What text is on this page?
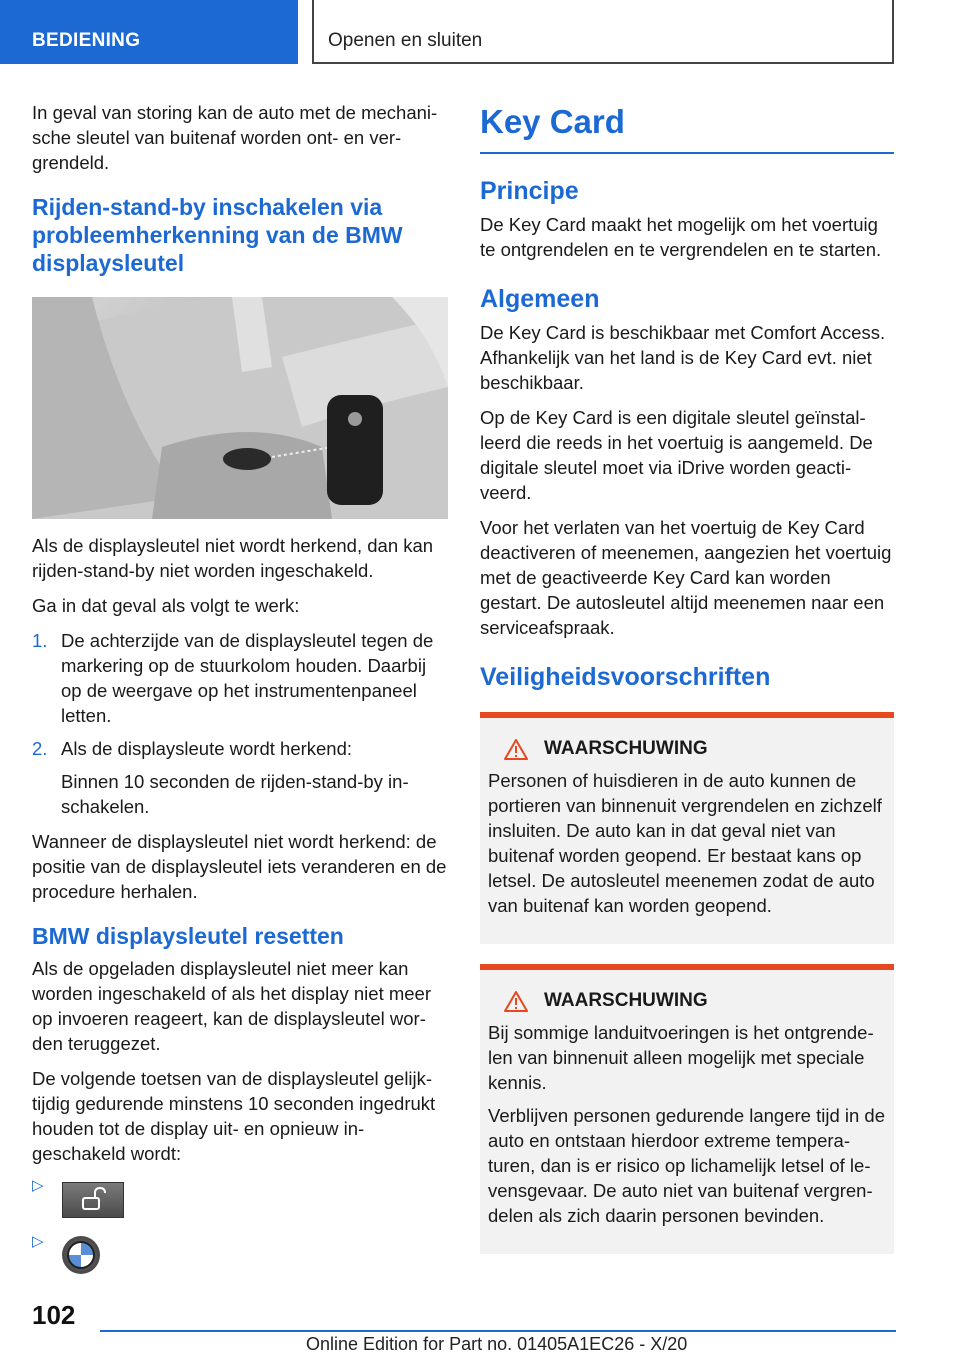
BEDIENING	Openen en sluiten

In geval van storing kan de auto met de mechanische sleutel van buitenaf worden ont- en vergrendeld.

Rijden-stand-by inschakelen via probleemherkenning van de BMW displaysleutel

Als de displaysleutel niet wordt herkend, dan kan rijden-stand-by niet worden ingeschakeld.

Ga in dat geval als volgt te werk:

1. De achterzijde van de displaysleutel tegen de markering op de stuurkolom houden. Daarbij op de weergave op het instrumentenpaneel letten.
2. Als de displaysleute wordt herkend:

Binnen 10 seconden de rijden-stand-by inschakelen.

Wanneer de displaysleutel niet wordt herkend: de positie van de displaysleutel iets veranderen en de procedure herhalen.

BMW displaysleutel resetten

Als de opgeladen displaysleutel niet meer kan worden ingeschakeld of als het display niet meer op invoeren reageert, kan de displaysleutel worden teruggezet.

De volgende toetsen van de displaysleutel gelijktijdig gedurende minstens 10 seconden ingedrukt houden tot de display uit- en opnieuw ingeschakeld wordt:

▷
▷
Key Card
Principe

De Key Card maakt het mogelijk om het voertuig te ontgrendelen en te vergrendelen en te starten.

Algemeen

De Key Card is beschikbaar met Comfort Access. Afhankelijk van het land is de Key Card evt. niet beschikbaar.

Op de Key Card is een digitale sleutel geïnstalleerd die reeds in het voertuig is aangemeld. De digitale sleutel moet via iDrive worden geactiveerd.

Voor het verlaten van het voertuig de Key Card deactiveren of meenemen, aangezien het voertuig met de geactiveerde Key Card kan worden gestart. De autosleutel altijd meenemen naar een serviceafspraak.

Veiligheidsvoorschriften
WAARSCHUWING

Personen of huisdieren in de auto kunnen de portieren van binnenuit vergrendelen en zichzelf insluiten. De auto kan in dat geval niet van buitenaf worden geopend. Er bestaat kans op letsel. De autosleutel meenemen zodat de auto van buitenaf kan worden geopend.

WAARSCHUWING

Bij sommige landuitvoeringen is het ontgrendelen van binnenuit alleen mogelijk met speciale kennis.

Verblijven personen gedurende langere tijd in de auto en ontstaan hierdoor extreme temperaturen, dan is er risico op lichamelijk letsel of levensgevaar. De auto niet van buitenaf vergrendelen als zich daarin personen bevinden.

102
Online Edition for Part no. 01405A1EC26 - X/20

#####

Give back each entry exactly as it appears, with no pictures.

What text is on this page?
BEDIENING	Openen en sluiten

In geval van storing kan de auto met de mechanische sleutel van buitenaf worden ont- en vergrendeld.

Rijden-stand-by inschakelen via probleemherkenning van de BMW displaysleutel

Als de displaysleutel niet wordt herkend, dan kan rijden-stand-by niet worden ingeschakeld.

Ga in dat geval als volgt te werk:

1. De achterzijde van de displaysleutel tegen de markering op de stuurkolom houden. Daarbij op de weergave op het instrumentenpaneel letten.
2. Als de displaysleute wordt herkend:

Binnen 10 seconden de rijden-stand-by inschakelen.

Wanneer de displaysleutel niet wordt herkend: de positie van de displaysleutel iets veranderen en de procedure herhalen.

BMW displaysleutel resetten

Als de opgeladen displaysleutel niet meer kan worden ingeschakeld of als het display niet meer op invoeren reageert, kan de displaysleutel worden teruggezet.

De volgende toetsen van de displaysleutel gelijktijdig gedurende minstens 10 seconden ingedrukt houden tot de display uit- en opnieuw ingeschakeld wordt:

▷
▷
Key Card
Principe

De Key Card maakt het mogelijk om het voertuig te ontgrendelen en te vergrendelen en te starten.

Algemeen

De Key Card is beschikbaar met Comfort Access. Afhankelijk van het land is de Key Card evt. niet beschikbaar.

Op de Key Card is een digitale sleutel geïnstalleerd die reeds in het voertuig is aangemeld. De digitale sleutel moet via iDrive worden geactiveerd.

Voor het verlaten van het voertuig de Key Card deactiveren of meenemen, aangezien het voertuig met de geactiveerde Key Card kan worden gestart. De autosleutel altijd meenemen naar een serviceafspraak.

Veiligheidsvoorschriften
WAARSCHUWING

Personen of huisdieren in de auto kunnen de portieren van binnenuit vergrendelen en zichzelf insluiten. De auto kan in dat geval niet van buitenaf worden geopend. Er bestaat kans op letsel. De autosleutel meenemen zodat de auto van buitenaf kan worden geopend.

WAARSCHUWING

Bij sommige landuitvoeringen is het ontgrendelen van binnenuit alleen mogelijk met speciale kennis.

Verblijven personen gedurende langere tijd in de auto en ontstaan hierdoor extreme temperaturen, dan is er risico op lichamelijk letsel of levensgevaar. De auto niet van buitenaf vergrendelen als zich daarin personen bevinden.

102
Online Edition for Part no. 01405A1EC26 - X/20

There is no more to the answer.